§ **Stated exercise**
From the entries below, pull out each line where "Home" appears.

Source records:
::::
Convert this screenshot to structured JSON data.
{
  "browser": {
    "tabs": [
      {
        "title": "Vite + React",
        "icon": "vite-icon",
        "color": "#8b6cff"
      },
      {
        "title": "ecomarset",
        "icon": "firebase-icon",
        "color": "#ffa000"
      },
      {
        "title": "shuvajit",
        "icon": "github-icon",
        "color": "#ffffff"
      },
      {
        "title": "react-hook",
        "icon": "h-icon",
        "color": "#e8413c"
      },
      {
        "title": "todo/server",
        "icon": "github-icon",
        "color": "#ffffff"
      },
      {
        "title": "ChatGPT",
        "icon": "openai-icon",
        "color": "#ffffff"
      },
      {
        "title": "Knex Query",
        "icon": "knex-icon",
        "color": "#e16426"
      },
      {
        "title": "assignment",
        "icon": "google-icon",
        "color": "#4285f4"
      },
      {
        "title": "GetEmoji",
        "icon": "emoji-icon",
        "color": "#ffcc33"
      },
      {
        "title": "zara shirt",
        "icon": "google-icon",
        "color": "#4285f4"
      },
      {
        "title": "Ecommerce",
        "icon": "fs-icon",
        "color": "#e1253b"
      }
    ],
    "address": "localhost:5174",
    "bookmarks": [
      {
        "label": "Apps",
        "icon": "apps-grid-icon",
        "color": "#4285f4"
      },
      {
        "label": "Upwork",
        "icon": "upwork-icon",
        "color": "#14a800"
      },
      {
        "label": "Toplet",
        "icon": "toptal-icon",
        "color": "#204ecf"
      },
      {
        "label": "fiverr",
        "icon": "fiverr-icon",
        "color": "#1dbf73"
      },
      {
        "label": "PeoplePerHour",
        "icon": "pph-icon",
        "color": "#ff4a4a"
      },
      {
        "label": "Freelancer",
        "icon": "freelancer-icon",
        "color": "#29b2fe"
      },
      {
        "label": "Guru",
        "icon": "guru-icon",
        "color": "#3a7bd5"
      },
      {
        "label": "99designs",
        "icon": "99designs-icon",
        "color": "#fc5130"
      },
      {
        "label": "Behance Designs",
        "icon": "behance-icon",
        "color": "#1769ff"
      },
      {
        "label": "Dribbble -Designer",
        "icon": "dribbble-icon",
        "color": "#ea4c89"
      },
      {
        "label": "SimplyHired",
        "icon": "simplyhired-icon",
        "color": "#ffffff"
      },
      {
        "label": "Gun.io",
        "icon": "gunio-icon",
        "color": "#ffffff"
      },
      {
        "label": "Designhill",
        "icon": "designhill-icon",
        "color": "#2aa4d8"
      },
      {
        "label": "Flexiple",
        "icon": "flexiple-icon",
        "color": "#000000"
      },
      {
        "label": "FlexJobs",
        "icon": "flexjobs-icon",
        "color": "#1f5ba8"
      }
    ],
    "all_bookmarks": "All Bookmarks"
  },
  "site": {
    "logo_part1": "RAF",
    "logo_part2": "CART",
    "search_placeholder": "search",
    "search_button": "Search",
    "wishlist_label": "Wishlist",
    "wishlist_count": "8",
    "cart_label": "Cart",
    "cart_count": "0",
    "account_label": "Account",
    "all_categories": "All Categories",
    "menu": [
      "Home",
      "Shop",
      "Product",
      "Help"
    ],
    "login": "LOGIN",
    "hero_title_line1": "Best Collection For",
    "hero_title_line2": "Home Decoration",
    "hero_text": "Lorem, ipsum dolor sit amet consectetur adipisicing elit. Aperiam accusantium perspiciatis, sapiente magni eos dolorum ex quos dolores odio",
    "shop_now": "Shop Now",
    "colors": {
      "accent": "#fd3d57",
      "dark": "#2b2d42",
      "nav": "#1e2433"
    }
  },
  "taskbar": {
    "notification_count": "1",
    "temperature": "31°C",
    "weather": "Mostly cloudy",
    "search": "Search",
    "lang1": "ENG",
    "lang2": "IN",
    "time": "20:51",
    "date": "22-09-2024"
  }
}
::::
§ **Solution to this problem**
      "Home",
    "hero_title_line2": "Home Decoration",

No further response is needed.